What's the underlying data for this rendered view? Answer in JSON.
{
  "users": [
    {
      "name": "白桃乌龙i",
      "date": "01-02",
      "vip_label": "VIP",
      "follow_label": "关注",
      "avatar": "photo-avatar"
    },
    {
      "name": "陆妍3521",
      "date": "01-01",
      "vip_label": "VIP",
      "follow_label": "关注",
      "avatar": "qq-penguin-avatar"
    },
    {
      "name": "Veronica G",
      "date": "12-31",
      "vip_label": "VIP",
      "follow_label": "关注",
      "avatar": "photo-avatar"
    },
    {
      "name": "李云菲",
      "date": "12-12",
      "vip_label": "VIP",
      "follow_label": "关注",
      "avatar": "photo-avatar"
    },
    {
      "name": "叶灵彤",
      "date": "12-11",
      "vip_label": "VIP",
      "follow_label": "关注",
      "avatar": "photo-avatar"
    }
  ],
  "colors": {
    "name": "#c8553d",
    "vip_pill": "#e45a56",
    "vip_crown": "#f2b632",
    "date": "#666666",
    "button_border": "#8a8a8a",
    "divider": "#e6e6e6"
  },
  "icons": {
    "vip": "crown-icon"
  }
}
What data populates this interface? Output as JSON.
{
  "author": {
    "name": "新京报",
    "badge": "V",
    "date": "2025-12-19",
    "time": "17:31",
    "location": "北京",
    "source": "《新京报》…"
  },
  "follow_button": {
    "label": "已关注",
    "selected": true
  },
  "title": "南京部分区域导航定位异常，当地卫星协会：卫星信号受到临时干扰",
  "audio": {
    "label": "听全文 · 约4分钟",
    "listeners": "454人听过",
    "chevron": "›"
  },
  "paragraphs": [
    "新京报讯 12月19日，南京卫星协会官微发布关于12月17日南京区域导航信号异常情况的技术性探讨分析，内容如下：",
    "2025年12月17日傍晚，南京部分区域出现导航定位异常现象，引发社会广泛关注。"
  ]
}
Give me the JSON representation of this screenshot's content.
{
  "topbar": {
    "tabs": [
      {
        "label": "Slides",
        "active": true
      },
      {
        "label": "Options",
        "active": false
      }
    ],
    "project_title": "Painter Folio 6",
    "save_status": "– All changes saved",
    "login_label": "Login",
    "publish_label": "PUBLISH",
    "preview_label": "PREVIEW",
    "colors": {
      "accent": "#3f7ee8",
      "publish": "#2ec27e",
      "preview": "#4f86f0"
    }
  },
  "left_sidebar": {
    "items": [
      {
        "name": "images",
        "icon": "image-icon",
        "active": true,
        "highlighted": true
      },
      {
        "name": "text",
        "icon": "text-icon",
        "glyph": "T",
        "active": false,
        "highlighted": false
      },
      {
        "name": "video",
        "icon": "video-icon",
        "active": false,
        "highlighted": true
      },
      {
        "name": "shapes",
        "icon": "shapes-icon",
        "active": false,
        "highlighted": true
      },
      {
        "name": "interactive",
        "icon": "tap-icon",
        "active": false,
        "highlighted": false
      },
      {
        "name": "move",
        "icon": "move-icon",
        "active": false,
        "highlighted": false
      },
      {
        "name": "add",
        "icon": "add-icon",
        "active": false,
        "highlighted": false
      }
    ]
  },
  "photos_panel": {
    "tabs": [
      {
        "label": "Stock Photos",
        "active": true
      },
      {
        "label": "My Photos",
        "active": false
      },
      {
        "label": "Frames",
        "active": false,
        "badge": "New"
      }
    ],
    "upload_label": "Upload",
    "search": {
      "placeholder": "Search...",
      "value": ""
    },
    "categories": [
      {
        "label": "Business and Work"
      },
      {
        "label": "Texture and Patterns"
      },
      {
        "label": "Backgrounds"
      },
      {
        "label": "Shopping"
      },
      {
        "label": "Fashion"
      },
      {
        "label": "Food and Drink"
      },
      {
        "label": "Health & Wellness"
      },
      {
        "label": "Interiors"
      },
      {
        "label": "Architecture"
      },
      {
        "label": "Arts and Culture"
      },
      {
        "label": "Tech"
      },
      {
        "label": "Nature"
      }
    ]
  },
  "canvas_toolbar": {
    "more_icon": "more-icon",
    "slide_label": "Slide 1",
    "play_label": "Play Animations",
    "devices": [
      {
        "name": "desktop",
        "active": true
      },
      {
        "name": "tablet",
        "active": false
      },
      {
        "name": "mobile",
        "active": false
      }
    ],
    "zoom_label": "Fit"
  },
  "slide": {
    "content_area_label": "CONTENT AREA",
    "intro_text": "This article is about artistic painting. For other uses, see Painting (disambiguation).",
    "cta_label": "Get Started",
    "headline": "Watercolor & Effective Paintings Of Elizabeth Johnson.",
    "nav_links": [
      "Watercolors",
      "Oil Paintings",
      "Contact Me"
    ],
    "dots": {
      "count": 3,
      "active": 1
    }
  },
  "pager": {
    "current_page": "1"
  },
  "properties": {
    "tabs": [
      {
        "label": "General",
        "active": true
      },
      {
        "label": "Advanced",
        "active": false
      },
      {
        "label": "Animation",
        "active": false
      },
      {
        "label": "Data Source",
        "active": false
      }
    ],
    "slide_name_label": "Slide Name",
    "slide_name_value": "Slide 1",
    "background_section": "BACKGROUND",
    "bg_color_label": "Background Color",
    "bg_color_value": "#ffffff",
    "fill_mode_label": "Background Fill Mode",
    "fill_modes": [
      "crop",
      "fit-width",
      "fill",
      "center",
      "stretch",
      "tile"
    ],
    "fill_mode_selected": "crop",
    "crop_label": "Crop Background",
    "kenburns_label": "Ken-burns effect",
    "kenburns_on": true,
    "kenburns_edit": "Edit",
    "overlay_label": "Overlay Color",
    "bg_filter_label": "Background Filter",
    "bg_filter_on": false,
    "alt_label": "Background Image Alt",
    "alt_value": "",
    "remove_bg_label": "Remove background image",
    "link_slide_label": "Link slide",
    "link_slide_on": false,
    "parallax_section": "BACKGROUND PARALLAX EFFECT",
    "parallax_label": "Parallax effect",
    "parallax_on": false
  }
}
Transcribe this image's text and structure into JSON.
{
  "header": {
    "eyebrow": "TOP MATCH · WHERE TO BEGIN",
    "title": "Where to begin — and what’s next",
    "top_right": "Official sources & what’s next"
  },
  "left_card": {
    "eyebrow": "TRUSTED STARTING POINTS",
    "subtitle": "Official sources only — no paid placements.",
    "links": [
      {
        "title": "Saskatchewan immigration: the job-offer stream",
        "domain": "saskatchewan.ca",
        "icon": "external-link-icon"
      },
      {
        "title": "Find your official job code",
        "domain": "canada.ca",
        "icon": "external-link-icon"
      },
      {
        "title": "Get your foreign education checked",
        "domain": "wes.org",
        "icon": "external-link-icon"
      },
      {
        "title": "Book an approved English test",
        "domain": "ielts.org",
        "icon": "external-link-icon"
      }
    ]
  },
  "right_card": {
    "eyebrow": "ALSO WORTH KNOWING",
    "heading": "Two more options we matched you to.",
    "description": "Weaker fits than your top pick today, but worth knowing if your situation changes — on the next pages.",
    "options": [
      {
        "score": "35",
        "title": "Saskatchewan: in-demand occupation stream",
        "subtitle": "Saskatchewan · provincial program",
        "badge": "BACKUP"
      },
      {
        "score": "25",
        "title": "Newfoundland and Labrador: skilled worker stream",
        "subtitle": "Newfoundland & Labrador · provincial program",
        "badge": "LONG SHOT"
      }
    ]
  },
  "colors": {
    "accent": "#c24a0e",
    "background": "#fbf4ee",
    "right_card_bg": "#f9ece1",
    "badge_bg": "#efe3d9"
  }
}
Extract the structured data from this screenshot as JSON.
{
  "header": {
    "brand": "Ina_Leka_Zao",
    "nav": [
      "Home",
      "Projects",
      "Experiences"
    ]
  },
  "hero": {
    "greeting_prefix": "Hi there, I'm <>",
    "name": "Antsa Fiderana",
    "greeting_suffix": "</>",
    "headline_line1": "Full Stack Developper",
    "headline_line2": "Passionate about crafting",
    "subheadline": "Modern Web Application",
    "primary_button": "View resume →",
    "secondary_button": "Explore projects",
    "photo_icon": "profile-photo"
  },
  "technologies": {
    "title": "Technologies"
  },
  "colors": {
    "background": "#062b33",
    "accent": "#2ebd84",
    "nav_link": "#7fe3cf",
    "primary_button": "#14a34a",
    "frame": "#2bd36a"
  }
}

# # # #

- **What you should do**:
Report every line in the data above in which the word "accent" appears.

- **Solution to this problem**:
      "accent": "#3f7ee8",
    "accent": "#c24a0e",
    "accent": "#2ebd84",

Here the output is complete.